**PROMPT**
Make an exact copy of all the records.

**RECORDS SUPPLIED**

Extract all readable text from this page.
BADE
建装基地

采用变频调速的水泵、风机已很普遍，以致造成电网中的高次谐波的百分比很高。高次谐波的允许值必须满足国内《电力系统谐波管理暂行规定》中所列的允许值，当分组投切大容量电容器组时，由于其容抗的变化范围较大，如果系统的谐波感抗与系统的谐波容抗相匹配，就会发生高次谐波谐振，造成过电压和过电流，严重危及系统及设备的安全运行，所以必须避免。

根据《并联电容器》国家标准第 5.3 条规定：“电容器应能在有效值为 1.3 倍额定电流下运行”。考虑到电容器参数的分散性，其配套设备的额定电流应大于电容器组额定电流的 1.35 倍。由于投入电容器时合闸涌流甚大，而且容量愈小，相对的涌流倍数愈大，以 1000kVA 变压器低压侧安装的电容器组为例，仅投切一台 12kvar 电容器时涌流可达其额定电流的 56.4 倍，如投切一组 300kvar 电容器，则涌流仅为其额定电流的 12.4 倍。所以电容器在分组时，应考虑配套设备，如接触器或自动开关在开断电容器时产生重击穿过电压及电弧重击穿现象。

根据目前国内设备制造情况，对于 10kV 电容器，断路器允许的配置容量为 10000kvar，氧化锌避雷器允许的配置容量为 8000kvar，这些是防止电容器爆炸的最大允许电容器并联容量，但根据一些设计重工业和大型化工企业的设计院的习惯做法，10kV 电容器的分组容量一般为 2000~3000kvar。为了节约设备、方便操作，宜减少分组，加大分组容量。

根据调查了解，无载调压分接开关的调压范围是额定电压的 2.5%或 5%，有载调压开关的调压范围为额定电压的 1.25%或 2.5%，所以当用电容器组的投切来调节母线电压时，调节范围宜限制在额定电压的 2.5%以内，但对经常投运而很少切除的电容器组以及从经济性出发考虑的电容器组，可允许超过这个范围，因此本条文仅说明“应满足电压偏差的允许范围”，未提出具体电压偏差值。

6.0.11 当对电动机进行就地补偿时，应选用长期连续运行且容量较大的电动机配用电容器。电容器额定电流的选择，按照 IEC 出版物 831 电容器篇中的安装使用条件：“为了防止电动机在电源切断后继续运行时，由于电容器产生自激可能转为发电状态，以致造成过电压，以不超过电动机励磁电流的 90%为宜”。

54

**FINAL ANSWER**
Extract all readable text from this page.
BADE
建装基地

采用变频调速的水泵、风机已很普遍，以致造成电网中的高次谐波的百分比很高。高次谐波的允许值必须满足国内《电力系统谐波管理暂行规定》中所列的允许值，当分组投切大容量电容器组时，由于其容抗的变化范围较大，如果系统的谐波感抗与系统的谐波容抗相匹配，就会发生高次谐波谐振，造成过电压和过电流，严重危及系统及设备的安全运行，所以必须避免。

根据《并联电容器》国家标准第 5.3 条规定：“电容器应能在有效值为 1.3 倍额定电流下运行”。考虑到电容器参数的分散性，其配套设备的额定电流应大于电容器组额定电流的 1.35 倍。由于投入电容器时合闸涌流甚大，而且容量愈小，相对的涌流倍数愈大，以 1000kVA 变压器低压侧安装的电容器组为例，仅投切一台 12kvar 电容器时涌流可达其额定电流的 56.4 倍，如投切一组 300kvar 电容器，则涌流仅为其额定电流的 12.4 倍。所以电容器在分组时，应考虑配套设备，如接触器或自动开关在开断电容器时产生重击穿过电压及电弧重击穿现象。

根据目前国内设备制造情况，对于 10kV 电容器，断路器允许的配置容量为 10000kvar，氧化锌避雷器允许的配置容量为 8000kvar，这些是防止电容器爆炸的最大允许电容器并联容量，但根据一些设计重工业和大型化工企业的设计院的习惯做法，10kV 电容器的分组容量一般为 2000~3000kvar。为了节约设备、方便操作，宜减少分组，加大分组容量。

根据调查了解，无载调压分接开关的调压范围是额定电压的 2.5%或 5%，有载调压开关的调压范围为额定电压的 1.25%或 2.5%，所以当用电容器组的投切来调节母线电压时，调节范围宜限制在额定电压的 2.5%以内，但对经常投运而很少切除的电容器组以及从经济性出发考虑的电容器组，可允许超过这个范围，因此本条文仅说明“应满足电压偏差的允许范围”，未提出具体电压偏差值。

6.0.11 当对电动机进行就地补偿时，应选用长期连续运行且容量较大的电动机配用电容器。电容器额定电流的选择，按照 IEC 出版物 831 电容器篇中的安装使用条件：“为了防止电动机在电源切断后继续运行时，由于电容器产生自激可能转为发电状态，以致造成过电压，以不超过电动机励磁电流的 90%为宜”。

54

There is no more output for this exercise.